-- Start Dataset records --
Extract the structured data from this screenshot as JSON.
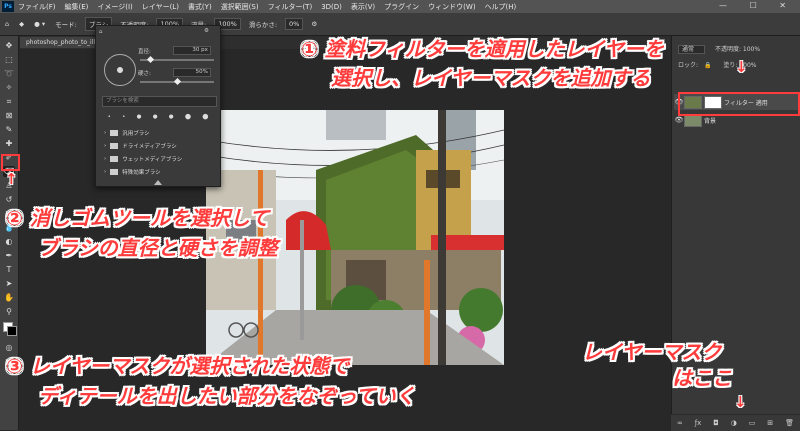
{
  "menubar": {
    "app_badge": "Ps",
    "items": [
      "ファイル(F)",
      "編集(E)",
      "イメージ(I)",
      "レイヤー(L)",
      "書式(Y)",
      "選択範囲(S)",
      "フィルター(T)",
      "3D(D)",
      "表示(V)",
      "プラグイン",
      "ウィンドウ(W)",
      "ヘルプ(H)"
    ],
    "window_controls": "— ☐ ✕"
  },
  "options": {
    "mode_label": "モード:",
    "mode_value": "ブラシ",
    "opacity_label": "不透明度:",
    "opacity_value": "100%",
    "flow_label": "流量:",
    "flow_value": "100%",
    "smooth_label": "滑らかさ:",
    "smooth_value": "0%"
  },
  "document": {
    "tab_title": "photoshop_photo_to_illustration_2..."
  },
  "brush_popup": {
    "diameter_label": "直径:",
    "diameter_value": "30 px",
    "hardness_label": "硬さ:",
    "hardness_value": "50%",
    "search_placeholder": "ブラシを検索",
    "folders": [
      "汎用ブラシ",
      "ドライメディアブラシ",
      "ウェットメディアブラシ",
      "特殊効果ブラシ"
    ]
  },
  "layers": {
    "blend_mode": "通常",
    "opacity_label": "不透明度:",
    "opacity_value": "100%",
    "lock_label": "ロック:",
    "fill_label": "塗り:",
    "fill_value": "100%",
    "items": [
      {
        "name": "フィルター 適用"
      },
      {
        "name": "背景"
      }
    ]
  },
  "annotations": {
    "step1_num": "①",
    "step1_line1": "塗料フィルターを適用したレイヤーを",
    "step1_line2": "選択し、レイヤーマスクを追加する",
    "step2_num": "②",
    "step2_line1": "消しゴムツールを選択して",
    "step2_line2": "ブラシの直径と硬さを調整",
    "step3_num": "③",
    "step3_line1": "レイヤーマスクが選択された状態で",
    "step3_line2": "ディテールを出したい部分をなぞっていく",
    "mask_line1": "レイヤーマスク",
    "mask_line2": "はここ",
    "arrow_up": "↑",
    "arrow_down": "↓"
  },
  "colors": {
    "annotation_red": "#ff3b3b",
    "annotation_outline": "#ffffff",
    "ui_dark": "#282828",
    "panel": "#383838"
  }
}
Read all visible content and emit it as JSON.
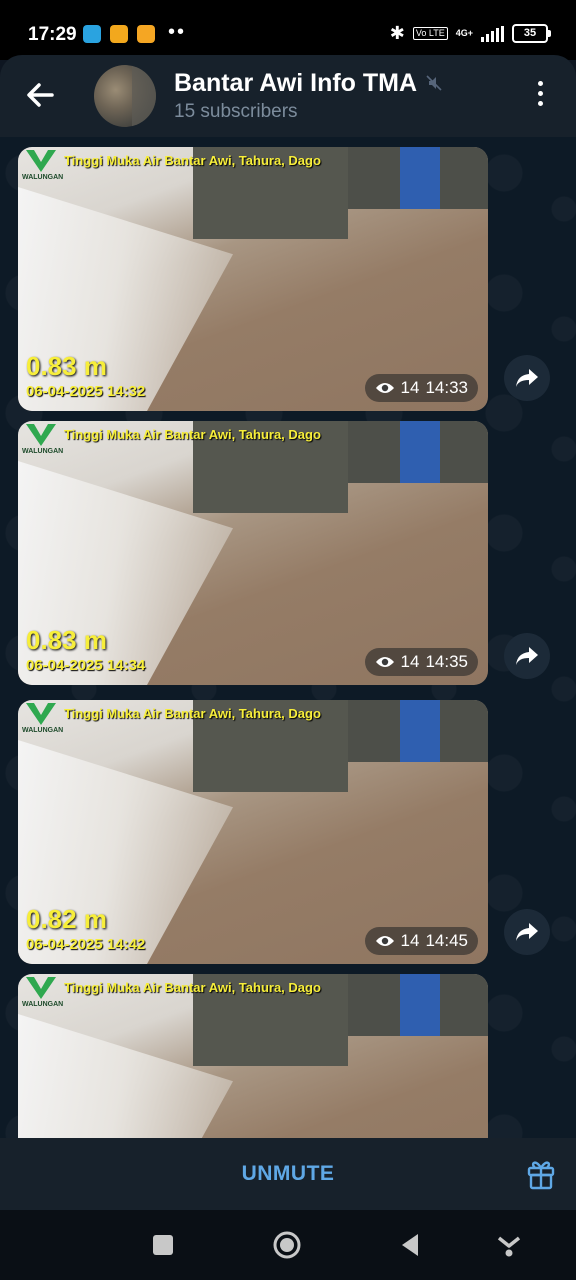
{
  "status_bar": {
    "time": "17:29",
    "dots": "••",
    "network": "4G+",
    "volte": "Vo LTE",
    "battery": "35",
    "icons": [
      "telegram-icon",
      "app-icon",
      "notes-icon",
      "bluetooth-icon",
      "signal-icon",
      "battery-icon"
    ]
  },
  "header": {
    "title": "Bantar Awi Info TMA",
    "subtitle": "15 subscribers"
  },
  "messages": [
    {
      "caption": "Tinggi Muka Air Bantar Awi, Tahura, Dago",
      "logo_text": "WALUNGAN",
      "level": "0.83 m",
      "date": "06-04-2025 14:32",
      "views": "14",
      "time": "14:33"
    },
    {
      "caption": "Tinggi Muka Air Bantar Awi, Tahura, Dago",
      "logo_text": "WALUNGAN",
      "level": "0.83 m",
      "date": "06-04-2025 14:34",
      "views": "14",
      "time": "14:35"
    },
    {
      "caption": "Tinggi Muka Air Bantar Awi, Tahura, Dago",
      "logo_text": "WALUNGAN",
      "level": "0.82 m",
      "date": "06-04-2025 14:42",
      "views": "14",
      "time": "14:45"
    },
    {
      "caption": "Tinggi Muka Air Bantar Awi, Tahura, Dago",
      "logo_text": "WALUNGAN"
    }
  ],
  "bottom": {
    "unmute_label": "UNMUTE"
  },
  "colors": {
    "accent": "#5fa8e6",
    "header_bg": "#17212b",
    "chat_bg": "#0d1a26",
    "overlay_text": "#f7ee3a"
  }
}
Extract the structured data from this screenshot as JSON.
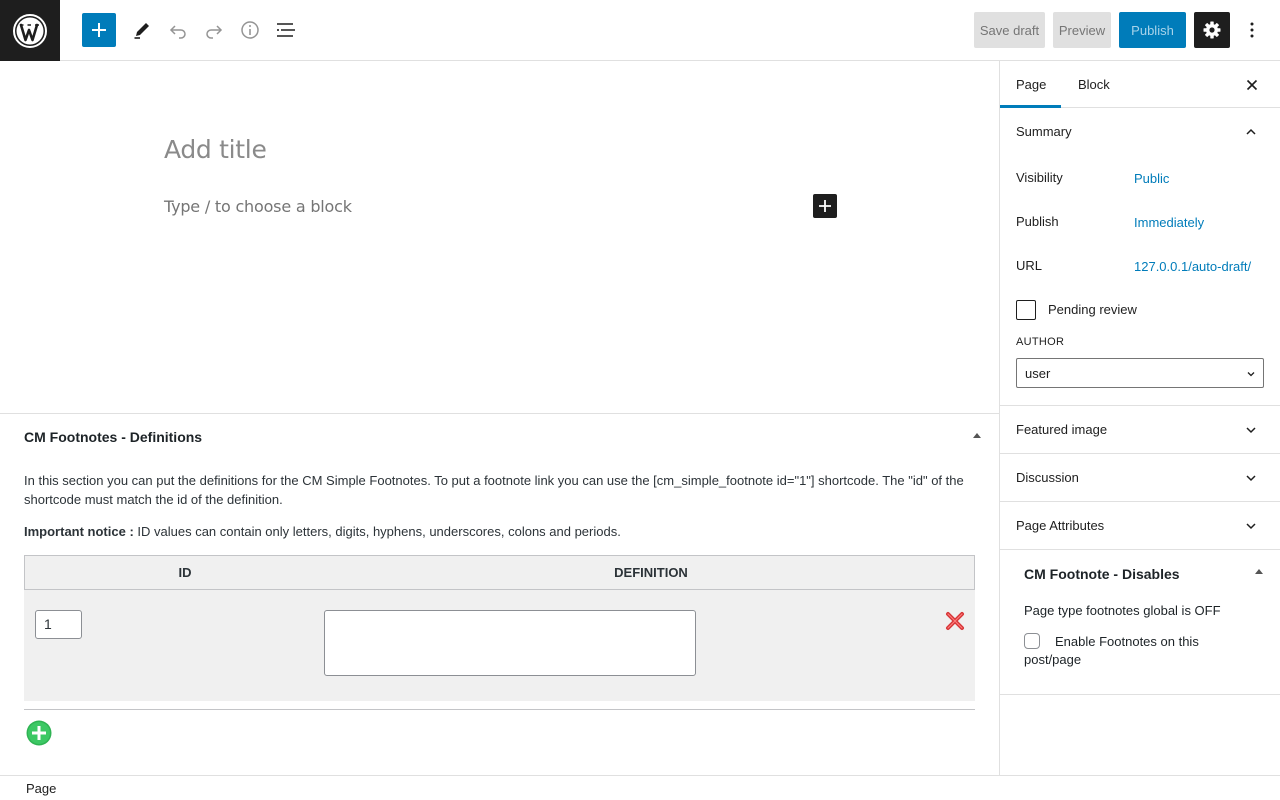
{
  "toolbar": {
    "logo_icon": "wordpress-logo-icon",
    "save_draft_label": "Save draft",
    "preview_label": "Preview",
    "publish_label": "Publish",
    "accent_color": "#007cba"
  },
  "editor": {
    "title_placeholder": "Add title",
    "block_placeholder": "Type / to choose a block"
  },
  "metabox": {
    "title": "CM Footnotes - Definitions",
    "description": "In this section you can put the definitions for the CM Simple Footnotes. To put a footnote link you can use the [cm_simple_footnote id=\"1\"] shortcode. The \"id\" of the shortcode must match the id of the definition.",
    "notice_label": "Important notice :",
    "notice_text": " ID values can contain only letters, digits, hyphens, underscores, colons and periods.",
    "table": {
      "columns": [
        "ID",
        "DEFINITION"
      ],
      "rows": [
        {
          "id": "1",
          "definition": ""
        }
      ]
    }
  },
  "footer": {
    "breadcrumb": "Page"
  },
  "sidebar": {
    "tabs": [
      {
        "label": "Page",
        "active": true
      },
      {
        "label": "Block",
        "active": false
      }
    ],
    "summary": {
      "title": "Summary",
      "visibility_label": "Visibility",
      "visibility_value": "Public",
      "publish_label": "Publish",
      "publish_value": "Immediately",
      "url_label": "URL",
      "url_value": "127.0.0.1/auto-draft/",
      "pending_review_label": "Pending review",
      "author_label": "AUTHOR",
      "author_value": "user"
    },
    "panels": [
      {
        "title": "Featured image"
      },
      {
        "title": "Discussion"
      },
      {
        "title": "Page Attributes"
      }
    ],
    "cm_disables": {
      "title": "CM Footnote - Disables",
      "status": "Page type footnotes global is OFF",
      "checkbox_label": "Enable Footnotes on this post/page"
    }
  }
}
-- End Dataset records --
Repeat each record exactly, with the pictures left out.

Extract the structured data from this screenshot as JSON.
{
  "menubar": {
    "app_badge": "Ps",
    "items": [
      "ファイル(F)",
      "編集(E)",
      "イメージ(I)",
      "レイヤー(L)",
      "書式(Y)",
      "選択範囲(S)",
      "フィルター(T)",
      "3D(D)",
      "表示(V)",
      "プラグイン",
      "ウィンドウ(W)",
      "ヘルプ(H)"
    ],
    "window_controls": "— ☐ ✕"
  },
  "options": {
    "mode_label": "モード:",
    "mode_value": "ブラシ",
    "opacity_label": "不透明度:",
    "opacity_value": "100%",
    "flow_label": "流量:",
    "flow_value": "100%",
    "smooth_label": "滑らかさ:",
    "smooth_value": "0%"
  },
  "document": {
    "tab_title": "photoshop_photo_to_illustration_2..."
  },
  "brush_popup": {
    "diameter_label": "直径:",
    "diameter_value": "30 px",
    "hardness_label": "硬さ:",
    "hardness_value": "50%",
    "search_placeholder": "ブラシを検索",
    "folders": [
      "汎用ブラシ",
      "ドライメディアブラシ",
      "ウェットメディアブラシ",
      "特殊効果ブラシ"
    ]
  },
  "layers": {
    "blend_mode": "通常",
    "opacity_label": "不透明度:",
    "opacity_value": "100%",
    "lock_label": "ロック:",
    "fill_label": "塗り:",
    "fill_value": "100%",
    "items": [
      {
        "name": "フィルター 適用"
      },
      {
        "name": "背景"
      }
    ]
  },
  "annotations": {
    "step1_num": "①",
    "step1_line1": "塗料フィルターを適用したレイヤーを",
    "step1_line2": "選択し、レイヤーマスクを追加する",
    "step2_num": "②",
    "step2_line1": "消しゴムツールを選択して",
    "step2_line2": "ブラシの直径と硬さを調整",
    "step3_num": "③",
    "step3_line1": "レイヤーマスクが選択された状態で",
    "step3_line2": "ディテールを出したい部分をなぞっていく",
    "mask_line1": "レイヤーマスク",
    "mask_line2": "はここ",
    "arrow_up": "↑",
    "arrow_down": "↓"
  },
  "colors": {
    "annotation_red": "#ff3b3b",
    "annotation_outline": "#ffffff",
    "ui_dark": "#282828",
    "panel": "#383838"
  }
}
Read all visible content and emit it as JSON.
{
  "status_bar": {
    "time": "17:29",
    "dots": "••",
    "network": "4G+",
    "volte": "Vo LTE",
    "battery": "35",
    "icons": [
      "telegram-icon",
      "app-icon",
      "notes-icon",
      "bluetooth-icon",
      "signal-icon",
      "battery-icon"
    ]
  },
  "header": {
    "title": "Bantar Awi Info TMA",
    "subtitle": "15 subscribers"
  },
  "messages": [
    {
      "caption": "Tinggi Muka Air Bantar Awi, Tahura, Dago",
      "logo_text": "WALUNGAN",
      "level": "0.83 m",
      "date": "06-04-2025 14:32",
      "views": "14",
      "time": "14:33"
    },
    {
      "caption": "Tinggi Muka Air Bantar Awi, Tahura, Dago",
      "logo_text": "WALUNGAN",
      "level": "0.83 m",
      "date": "06-04-2025 14:34",
      "views": "14",
      "time": "14:35"
    },
    {
      "caption": "Tinggi Muka Air Bantar Awi, Tahura, Dago",
      "logo_text": "WALUNGAN",
      "level": "0.82 m",
      "date": "06-04-2025 14:42",
      "views": "14",
      "time": "14:45"
    },
    {
      "caption": "Tinggi Muka Air Bantar Awi, Tahura, Dago",
      "logo_text": "WALUNGAN"
    }
  ],
  "bottom": {
    "unmute_label": "UNMUTE"
  },
  "colors": {
    "accent": "#5fa8e6",
    "header_bg": "#17212b",
    "chat_bg": "#0d1a26",
    "overlay_text": "#f7ee3a"
  }
}
Extract the structured data from this screenshot as JSON.
{
  "toolbar": {
    "logo_icon": "wordpress-logo-icon",
    "save_draft_label": "Save draft",
    "preview_label": "Preview",
    "publish_label": "Publish",
    "accent_color": "#007cba"
  },
  "editor": {
    "title_placeholder": "Add title",
    "block_placeholder": "Type / to choose a block"
  },
  "metabox": {
    "title": "CM Footnotes - Definitions",
    "description": "In this section you can put the definitions for the CM Simple Footnotes. To put a footnote link you can use the [cm_simple_footnote id=\"1\"] shortcode. The \"id\" of the shortcode must match the id of the definition.",
    "notice_label": "Important notice :",
    "notice_text": " ID values can contain only letters, digits, hyphens, underscores, colons and periods.",
    "table": {
      "columns": [
        "ID",
        "DEFINITION"
      ],
      "rows": [
        {
          "id": "1",
          "definition": ""
        }
      ]
    }
  },
  "footer": {
    "breadcrumb": "Page"
  },
  "sidebar": {
    "tabs": [
      {
        "label": "Page",
        "active": true
      },
      {
        "label": "Block",
        "active": false
      }
    ],
    "summary": {
      "title": "Summary",
      "visibility_label": "Visibility",
      "visibility_value": "Public",
      "publish_label": "Publish",
      "publish_value": "Immediately",
      "url_label": "URL",
      "url_value": "127.0.0.1/auto-draft/",
      "pending_review_label": "Pending review",
      "author_label": "AUTHOR",
      "author_value": "user"
    },
    "panels": [
      {
        "title": "Featured image"
      },
      {
        "title": "Discussion"
      },
      {
        "title": "Page Attributes"
      }
    ],
    "cm_disables": {
      "title": "CM Footnote - Disables",
      "status": "Page type footnotes global is OFF",
      "checkbox_label": "Enable Footnotes on this post/page"
    }
  }
}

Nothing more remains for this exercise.